> [CE QUI EST DEMANDÉ]
Répondez, s'il vous plaît, à ces questions sur le portrait de Dominique Peron :
(a) Dans quelle région Dominique Peron est-elle née ?
(b) Pendant combien d'années a-t-elle entraîné l'équipe de France de coiffure ?
(c) Quel titre porte l'homme qui partage aujourd'hui sa vie ?

> [TEXTE PRÉSENTÉ]
COIFFURE-la passion partagée

Inantipolis 9

Juin / Juillet 2019

INvesties

24 juin 2019

Mickael Lardet

La coiffure et Dominique Peron, c’est une histoire d’amour. Dans son salon de Mandelieu-La Napoule, mais aussi partout dans le monde où elle a voyagé, aux Etats-Unis, à Dubaï ou en Russie, comme auprès de l’équipe de France qu’elle a entrainée, Dominique n’arrête pas un instant de mettre la vie en beauté.

Née en Normandie, Dominique vit à Paris quelques années avant de s’installer sur la côte d’Azur il y a près de 30 ans. « Mes grands-parents habitaient Cannes où je passais mes vacances. Un jour, je ne suis pas remontée… ! ». Coloriste de formation, elle a notamment beaucoup appris, en laboratoire chez L’Oréal. Coiffeuse expérimentée, la jeune femme se lance vite dans la compétition où elle gagne de nombreux prix internationaux, en individuel comme par équipe. Très compétitive, elle déteste perdre alors, pendant 15 ans, elle… gagne des concours !

Mais c’est une passion dévorante. « C’est peut-être en partie pour cela que j’ai divorcé… » commente-t-elle. Aujourd’hui, l’homme qui partage sa vie est également coiffeur et qui plus est, Meilleur Ouvrier de France ! « Cela facilite beaucoup les choses ! » sourit Dominique. La transmission du métier a été son quotidien de professeur pendant quelque temps, avant qu’elle n’ouvre son salon, il y a aujourd’hui 11 ans. Mais sa pédagogie n’aura jamais été mieux dispensée que lorsqu’elle a entrainé l’équipe de France de coiffure pendant 8 ans.

[Données enregistrées]
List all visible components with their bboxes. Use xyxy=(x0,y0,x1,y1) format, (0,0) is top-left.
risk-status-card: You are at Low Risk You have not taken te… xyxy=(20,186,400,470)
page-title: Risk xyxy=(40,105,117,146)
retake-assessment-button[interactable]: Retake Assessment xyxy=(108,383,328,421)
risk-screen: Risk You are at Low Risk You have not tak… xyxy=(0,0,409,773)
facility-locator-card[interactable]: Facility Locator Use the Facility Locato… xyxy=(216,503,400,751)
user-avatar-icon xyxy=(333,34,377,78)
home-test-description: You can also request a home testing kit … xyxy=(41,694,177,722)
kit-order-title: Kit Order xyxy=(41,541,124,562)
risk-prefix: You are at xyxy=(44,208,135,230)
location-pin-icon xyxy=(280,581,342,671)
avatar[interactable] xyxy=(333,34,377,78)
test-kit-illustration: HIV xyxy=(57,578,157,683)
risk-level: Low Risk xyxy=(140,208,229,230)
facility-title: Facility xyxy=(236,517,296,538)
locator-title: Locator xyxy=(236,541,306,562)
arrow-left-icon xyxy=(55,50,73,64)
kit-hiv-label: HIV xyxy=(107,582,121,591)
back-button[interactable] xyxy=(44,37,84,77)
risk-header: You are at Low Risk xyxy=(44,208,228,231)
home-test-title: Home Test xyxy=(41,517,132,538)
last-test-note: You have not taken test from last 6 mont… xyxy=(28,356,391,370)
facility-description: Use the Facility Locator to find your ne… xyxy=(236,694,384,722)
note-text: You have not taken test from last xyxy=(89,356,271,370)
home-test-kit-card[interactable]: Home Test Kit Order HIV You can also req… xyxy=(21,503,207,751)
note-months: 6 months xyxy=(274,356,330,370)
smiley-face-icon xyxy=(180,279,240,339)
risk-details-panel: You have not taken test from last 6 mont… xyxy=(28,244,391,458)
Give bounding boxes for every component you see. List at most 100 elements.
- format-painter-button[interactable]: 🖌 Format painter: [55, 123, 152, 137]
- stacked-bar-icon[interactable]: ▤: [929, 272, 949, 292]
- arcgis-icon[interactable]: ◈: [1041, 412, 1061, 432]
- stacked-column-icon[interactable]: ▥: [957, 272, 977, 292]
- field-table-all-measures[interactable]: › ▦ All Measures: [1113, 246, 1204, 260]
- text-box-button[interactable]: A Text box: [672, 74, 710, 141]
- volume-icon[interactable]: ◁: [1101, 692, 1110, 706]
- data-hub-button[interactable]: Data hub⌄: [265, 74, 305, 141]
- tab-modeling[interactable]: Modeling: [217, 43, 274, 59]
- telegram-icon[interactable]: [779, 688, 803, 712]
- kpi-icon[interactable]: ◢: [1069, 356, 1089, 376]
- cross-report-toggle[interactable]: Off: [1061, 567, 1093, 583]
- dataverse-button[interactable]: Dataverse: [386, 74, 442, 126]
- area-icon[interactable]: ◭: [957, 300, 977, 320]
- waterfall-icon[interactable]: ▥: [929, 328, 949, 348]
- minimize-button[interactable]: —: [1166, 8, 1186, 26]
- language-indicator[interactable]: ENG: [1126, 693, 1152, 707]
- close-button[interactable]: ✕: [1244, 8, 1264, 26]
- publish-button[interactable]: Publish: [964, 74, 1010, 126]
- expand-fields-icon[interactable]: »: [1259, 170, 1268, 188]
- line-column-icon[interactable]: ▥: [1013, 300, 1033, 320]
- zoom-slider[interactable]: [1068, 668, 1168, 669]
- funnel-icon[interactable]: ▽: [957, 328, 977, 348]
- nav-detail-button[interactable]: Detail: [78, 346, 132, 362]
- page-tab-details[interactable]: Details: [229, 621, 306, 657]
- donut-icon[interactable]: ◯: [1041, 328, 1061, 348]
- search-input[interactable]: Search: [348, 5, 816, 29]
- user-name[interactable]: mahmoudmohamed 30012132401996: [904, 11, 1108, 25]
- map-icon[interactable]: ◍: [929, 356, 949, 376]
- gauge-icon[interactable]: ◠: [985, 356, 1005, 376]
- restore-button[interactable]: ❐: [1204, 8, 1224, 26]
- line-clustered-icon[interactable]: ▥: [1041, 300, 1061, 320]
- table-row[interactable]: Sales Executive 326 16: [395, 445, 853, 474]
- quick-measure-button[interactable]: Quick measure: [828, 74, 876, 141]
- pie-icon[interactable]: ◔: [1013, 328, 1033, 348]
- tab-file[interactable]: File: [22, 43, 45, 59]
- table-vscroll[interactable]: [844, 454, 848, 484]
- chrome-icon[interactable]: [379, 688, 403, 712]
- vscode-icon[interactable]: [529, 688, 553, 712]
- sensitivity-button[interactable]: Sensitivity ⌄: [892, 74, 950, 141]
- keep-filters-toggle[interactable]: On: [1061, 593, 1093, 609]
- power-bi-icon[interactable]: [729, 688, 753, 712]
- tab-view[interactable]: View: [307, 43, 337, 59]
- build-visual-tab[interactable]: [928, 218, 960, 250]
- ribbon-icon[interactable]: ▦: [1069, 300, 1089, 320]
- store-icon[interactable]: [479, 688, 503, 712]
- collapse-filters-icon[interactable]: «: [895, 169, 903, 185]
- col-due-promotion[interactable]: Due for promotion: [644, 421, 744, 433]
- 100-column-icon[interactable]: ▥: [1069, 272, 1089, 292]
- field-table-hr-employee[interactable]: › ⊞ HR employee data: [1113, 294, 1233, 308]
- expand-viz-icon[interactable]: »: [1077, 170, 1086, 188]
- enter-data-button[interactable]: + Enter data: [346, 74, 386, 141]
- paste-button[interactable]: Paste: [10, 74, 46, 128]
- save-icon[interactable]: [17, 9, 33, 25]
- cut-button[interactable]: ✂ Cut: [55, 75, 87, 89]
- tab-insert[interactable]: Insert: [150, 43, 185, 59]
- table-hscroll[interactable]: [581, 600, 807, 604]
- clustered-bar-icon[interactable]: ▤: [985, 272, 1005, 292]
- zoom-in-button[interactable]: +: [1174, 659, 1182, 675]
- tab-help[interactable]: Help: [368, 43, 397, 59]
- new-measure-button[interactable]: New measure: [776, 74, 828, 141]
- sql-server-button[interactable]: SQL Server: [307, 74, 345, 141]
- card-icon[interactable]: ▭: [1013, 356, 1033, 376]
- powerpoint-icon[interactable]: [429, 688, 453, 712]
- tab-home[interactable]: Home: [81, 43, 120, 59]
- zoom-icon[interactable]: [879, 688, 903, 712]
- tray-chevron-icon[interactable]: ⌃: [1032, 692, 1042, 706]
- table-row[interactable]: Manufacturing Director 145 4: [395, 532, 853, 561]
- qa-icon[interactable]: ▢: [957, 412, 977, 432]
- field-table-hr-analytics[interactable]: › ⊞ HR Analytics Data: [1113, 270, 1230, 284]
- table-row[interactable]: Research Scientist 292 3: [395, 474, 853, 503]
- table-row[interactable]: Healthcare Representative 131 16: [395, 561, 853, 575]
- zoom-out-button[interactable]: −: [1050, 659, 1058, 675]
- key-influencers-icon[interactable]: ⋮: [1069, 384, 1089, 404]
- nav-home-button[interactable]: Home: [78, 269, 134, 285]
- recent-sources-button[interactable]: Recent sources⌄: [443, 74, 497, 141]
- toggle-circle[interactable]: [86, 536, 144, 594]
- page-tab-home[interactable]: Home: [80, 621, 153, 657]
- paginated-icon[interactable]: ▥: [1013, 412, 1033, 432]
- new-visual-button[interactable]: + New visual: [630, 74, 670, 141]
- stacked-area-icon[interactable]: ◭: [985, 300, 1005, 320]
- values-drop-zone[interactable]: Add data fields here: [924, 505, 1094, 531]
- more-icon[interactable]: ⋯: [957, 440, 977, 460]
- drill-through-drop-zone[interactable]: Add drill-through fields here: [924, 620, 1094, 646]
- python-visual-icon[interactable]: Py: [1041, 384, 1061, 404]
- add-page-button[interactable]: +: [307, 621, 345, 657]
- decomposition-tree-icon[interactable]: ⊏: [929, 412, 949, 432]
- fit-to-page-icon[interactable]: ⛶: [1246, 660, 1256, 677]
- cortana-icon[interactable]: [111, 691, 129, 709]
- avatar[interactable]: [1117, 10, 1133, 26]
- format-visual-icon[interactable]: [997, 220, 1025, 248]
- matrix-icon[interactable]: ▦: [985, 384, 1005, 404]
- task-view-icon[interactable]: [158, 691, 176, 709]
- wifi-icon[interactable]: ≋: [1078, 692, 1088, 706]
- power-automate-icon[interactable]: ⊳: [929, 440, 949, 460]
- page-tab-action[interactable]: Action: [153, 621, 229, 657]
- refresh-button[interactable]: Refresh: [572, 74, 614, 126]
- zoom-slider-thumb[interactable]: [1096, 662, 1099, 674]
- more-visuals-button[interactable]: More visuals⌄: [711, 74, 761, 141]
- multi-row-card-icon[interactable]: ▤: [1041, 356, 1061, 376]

> [RÉSULTAT DE L'EXERCICE]
(a) En Normandie.
(b) Pendant 8 ans.
(c) Meilleur Ouvrier de France.